**Set exercise**
Present the following entries again, word for word and in full.

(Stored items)
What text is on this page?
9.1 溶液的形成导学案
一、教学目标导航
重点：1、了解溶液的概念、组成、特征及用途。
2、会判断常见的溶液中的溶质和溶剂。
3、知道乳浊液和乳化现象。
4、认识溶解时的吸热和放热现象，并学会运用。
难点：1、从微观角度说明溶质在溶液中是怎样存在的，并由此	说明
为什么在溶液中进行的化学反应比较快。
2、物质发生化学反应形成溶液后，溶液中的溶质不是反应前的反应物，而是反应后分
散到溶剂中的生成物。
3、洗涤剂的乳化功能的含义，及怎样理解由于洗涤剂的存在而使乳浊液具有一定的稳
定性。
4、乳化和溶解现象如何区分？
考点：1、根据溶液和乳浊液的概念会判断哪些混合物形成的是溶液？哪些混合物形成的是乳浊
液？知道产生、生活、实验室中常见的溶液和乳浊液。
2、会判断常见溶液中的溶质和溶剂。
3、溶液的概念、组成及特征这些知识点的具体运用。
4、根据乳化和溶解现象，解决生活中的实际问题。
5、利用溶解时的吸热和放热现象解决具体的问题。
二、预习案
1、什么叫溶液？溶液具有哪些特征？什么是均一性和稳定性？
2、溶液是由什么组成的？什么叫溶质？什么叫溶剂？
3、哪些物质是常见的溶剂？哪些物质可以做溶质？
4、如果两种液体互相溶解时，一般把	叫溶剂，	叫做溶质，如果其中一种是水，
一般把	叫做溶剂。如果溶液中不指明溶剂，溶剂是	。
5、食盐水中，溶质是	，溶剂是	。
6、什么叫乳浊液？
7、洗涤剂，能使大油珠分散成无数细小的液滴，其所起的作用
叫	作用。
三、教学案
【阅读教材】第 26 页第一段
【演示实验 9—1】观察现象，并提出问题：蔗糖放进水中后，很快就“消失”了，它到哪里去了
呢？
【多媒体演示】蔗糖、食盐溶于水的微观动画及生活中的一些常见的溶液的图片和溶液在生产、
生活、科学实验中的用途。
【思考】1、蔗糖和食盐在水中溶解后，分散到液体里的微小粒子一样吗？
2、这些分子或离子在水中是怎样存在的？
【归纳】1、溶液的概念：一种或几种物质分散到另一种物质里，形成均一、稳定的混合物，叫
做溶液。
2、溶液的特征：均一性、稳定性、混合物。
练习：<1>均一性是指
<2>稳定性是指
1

**Worked solution**
What text is on this page?
9.1 溶液的形成导学案
一、教学目标导航
重点：1、了解溶液的概念、组成、特征及用途。
2、会判断常见的溶液中的溶质和溶剂。
3、知道乳浊液和乳化现象。
4、认识溶解时的吸热和放热现象，并学会运用。
难点：1、从微观角度说明溶质在溶液中是怎样存在的，并由此	说明
为什么在溶液中进行的化学反应比较快。
2、物质发生化学反应形成溶液后，溶液中的溶质不是反应前的反应物，而是反应后分
散到溶剂中的生成物。
3、洗涤剂的乳化功能的含义，及怎样理解由于洗涤剂的存在而使乳浊液具有一定的稳
定性。
4、乳化和溶解现象如何区分？
考点：1、根据溶液和乳浊液的概念会判断哪些混合物形成的是溶液？哪些混合物形成的是乳浊
液？知道产生、生活、实验室中常见的溶液和乳浊液。
2、会判断常见溶液中的溶质和溶剂。
3、溶液的概念、组成及特征这些知识点的具体运用。
4、根据乳化和溶解现象，解决生活中的实际问题。
5、利用溶解时的吸热和放热现象解决具体的问题。
二、预习案
1、什么叫溶液？溶液具有哪些特征？什么是均一性和稳定性？
2、溶液是由什么组成的？什么叫溶质？什么叫溶剂？
3、哪些物质是常见的溶剂？哪些物质可以做溶质？
4、如果两种液体互相溶解时，一般把	叫溶剂，	叫做溶质，如果其中一种是水，
一般把	叫做溶剂。如果溶液中不指明溶剂，溶剂是	。
5、食盐水中，溶质是	，溶剂是	。
6、什么叫乳浊液？
7、洗涤剂，能使大油珠分散成无数细小的液滴，其所起的作用
叫	作用。
三、教学案
【阅读教材】第 26 页第一段
【演示实验 9—1】观察现象，并提出问题：蔗糖放进水中后，很快就“消失”了，它到哪里去了
呢？
【多媒体演示】蔗糖、食盐溶于水的微观动画及生活中的一些常见的溶液的图片和溶液在生产、
生活、科学实验中的用途。
【思考】1、蔗糖和食盐在水中溶解后，分散到液体里的微小粒子一样吗？
2、这些分子或离子在水中是怎样存在的？
【归纳】1、溶液的概念：一种或几种物质分散到另一种物质里，形成均一、稳定的混合物，叫
做溶液。
2、溶液的特征：均一性、稳定性、混合物。
练习：<1>均一性是指
<2>稳定性是指
1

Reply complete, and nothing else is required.